| Written task |
Pictures in the records should not be copied, but every other part must be repeated exactly.

| Exercise materials |

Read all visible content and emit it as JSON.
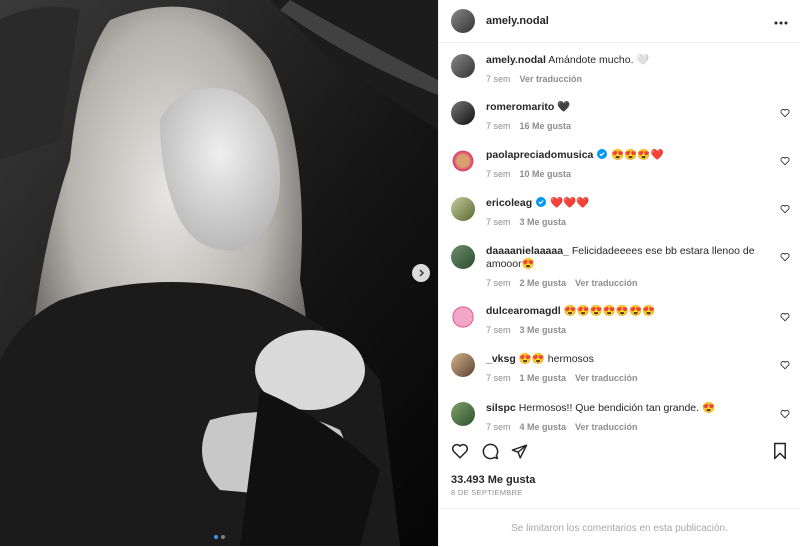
{
  "post": {
    "username": "amely.nodal",
    "likes": "33.493 Me gusta",
    "date": "8 DE SEPTIEMBRE",
    "footer": "Se limitaron los comentarios en esta publicación.",
    "caption": {
      "user": "amely.nodal",
      "text": "Amándote mucho. 🤍",
      "time": "7 sem",
      "translate": "Ver traducción"
    }
  },
  "comments": [
    {
      "user": "romeromarito",
      "text": "🖤",
      "time": "7 sem",
      "likes": "16 Me gusta",
      "verified": false,
      "translate": ""
    },
    {
      "user": "paolapreciadomusica",
      "text": "😍😍😍❤️",
      "time": "7 sem",
      "likes": "10 Me gusta",
      "verified": true,
      "translate": ""
    },
    {
      "user": "ericoleag",
      "text": "❤️❤️❤️",
      "time": "7 sem",
      "likes": "3 Me gusta",
      "verified": true,
      "translate": ""
    },
    {
      "user": "daaaanielaaaaa_",
      "text": "Felicidadeeees ese bb estara llenoo de amooor😍",
      "time": "7 sem",
      "likes": "2 Me gusta",
      "verified": false,
      "translate": "Ver traducción"
    },
    {
      "user": "dulcearomagdl",
      "text": "😍😍😍😍😍😍😍",
      "time": "7 sem",
      "likes": "3 Me gusta",
      "verified": false,
      "translate": ""
    },
    {
      "user": "_vksg",
      "text": "😍😍 hermosos",
      "time": "7 sem",
      "likes": "1 Me gusta",
      "verified": false,
      "translate": "Ver traducción"
    },
    {
      "user": "silspc",
      "text": "Hermosos!! Que bendición tan grande. 😍",
      "time": "7 sem",
      "likes": "4 Me gusta",
      "verified": false,
      "translate": "Ver traducción"
    }
  ],
  "icons": {
    "more": "more-icon",
    "next": "chevron-right-icon",
    "like": "heart-icon",
    "comment": "comment-icon",
    "share": "share-icon",
    "save": "bookmark-icon"
  },
  "colors": {
    "verified": "#0095f6",
    "active_dot": "#3897f0",
    "muted": "#8e8e8e"
  }
}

| Worked answer |
Read all visible content and emit it as JSON.
{
  "post": {
    "username": "amely.nodal",
    "likes": "33.493 Me gusta",
    "date": "8 DE SEPTIEMBRE",
    "footer": "Se limitaron los comentarios en esta publicación.",
    "caption": {
      "user": "amely.nodal",
      "text": "Amándote mucho. 🤍",
      "time": "7 sem",
      "translate": "Ver traducción"
    }
  },
  "comments": [
    {
      "user": "romeromarito",
      "text": "🖤",
      "time": "7 sem",
      "likes": "16 Me gusta",
      "verified": false,
      "translate": ""
    },
    {
      "user": "paolapreciadomusica",
      "text": "😍😍😍❤️",
      "time": "7 sem",
      "likes": "10 Me gusta",
      "verified": true,
      "translate": ""
    },
    {
      "user": "ericoleag",
      "text": "❤️❤️❤️",
      "time": "7 sem",
      "likes": "3 Me gusta",
      "verified": true,
      "translate": ""
    },
    {
      "user": "daaaanielaaaaa_",
      "text": "Felicidadeeees ese bb estara llenoo de amooor😍",
      "time": "7 sem",
      "likes": "2 Me gusta",
      "verified": false,
      "translate": "Ver traducción"
    },
    {
      "user": "dulcearomagdl",
      "text": "😍😍😍😍😍😍😍",
      "time": "7 sem",
      "likes": "3 Me gusta",
      "verified": false,
      "translate": ""
    },
    {
      "user": "_vksg",
      "text": "😍😍 hermosos",
      "time": "7 sem",
      "likes": "1 Me gusta",
      "verified": false,
      "translate": "Ver traducción"
    },
    {
      "user": "silspc",
      "text": "Hermosos!! Que bendición tan grande. 😍",
      "time": "7 sem",
      "likes": "4 Me gusta",
      "verified": false,
      "translate": "Ver traducción"
    }
  ],
  "icons": {
    "more": "more-icon",
    "next": "chevron-right-icon",
    "like": "heart-icon",
    "comment": "comment-icon",
    "share": "share-icon",
    "save": "bookmark-icon"
  },
  "colors": {
    "verified": "#0095f6",
    "active_dot": "#3897f0",
    "muted": "#8e8e8e"
  }
}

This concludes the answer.